> _The request_
Leave out any pictures and transcribe all other data below exactly.

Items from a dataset
.....

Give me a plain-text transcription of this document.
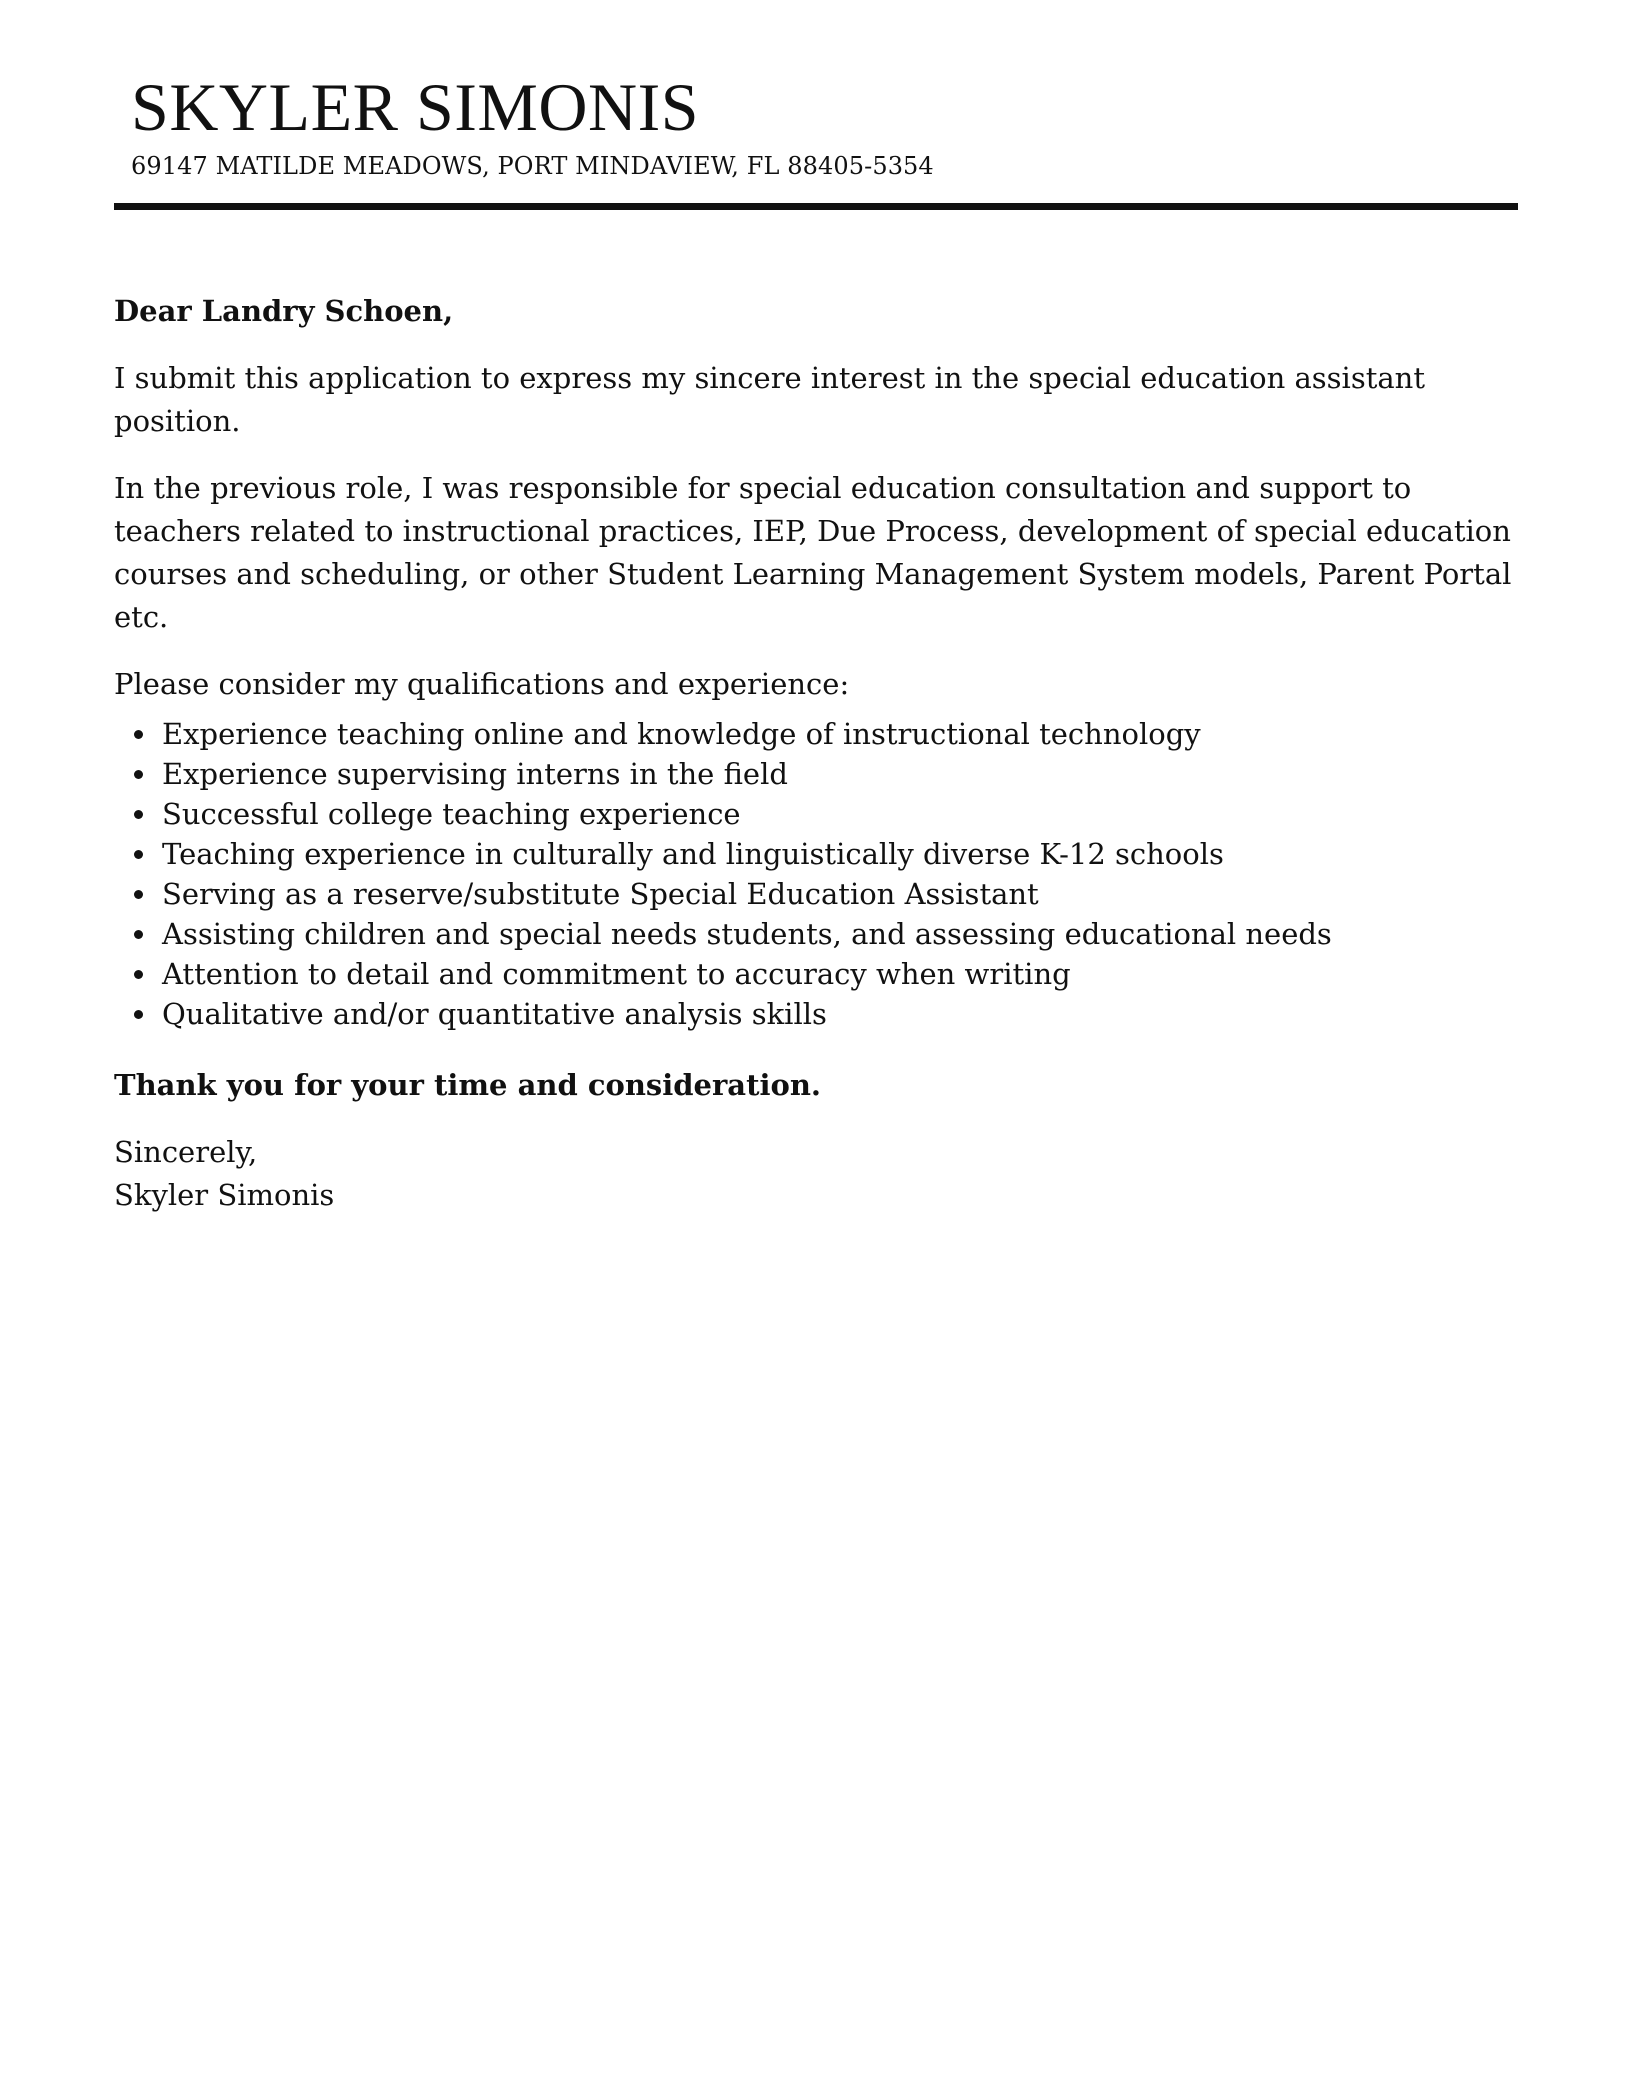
SKYLER SIMONIS
69147 MATILDE MEADOWS, PORT MINDAVIEW, FL 88405-5354

Dear Landry Schoen,

I submit this application to express my sincere interest in the special education assistant position.

In the previous role, I was responsible for special education consultation and support to teachers related to instructional practices, IEP, Due Process, development of special education courses and scheduling, or other Student Learning Management System models, Parent Portal etc.

Please consider my qualifications and experience:

Experience teaching online and knowledge of instructional technology
Experience supervising interns in the field
Successful college teaching experience
Teaching experience in culturally and linguistically diverse K-12 schools
Serving as a reserve/substitute Special Education Assistant
Assisting children and special needs students, and assessing educational needs
Attention to detail and commitment to accuracy when writing
Qualitative and/or quantitative analysis skills

Thank you for your time and consideration.

Sincerely,
Skyler Simonis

.....

> _Answer to this problem_
Give me a plain-text transcription of this document.
SKYLER SIMONIS
69147 MATILDE MEADOWS, PORT MINDAVIEW, FL 88405-5354

Dear Landry Schoen,

I submit this application to express my sincere interest in the special education assistant position.

In the previous role, I was responsible for special education consultation and support to teachers related to instructional practices, IEP, Due Process, development of special education courses and scheduling, or other Student Learning Management System models, Parent Portal etc.

Please consider my qualifications and experience:

Experience teaching online and knowledge of instructional technology
Experience supervising interns in the field
Successful college teaching experience
Teaching experience in culturally and linguistically diverse K-12 schools
Serving as a reserve/substitute Special Education Assistant
Assisting children and special needs students, and assessing educational needs
Attention to detail and commitment to accuracy when writing
Qualitative and/or quantitative analysis skills

Thank you for your time and consideration.

Sincerely,
Skyler Simonis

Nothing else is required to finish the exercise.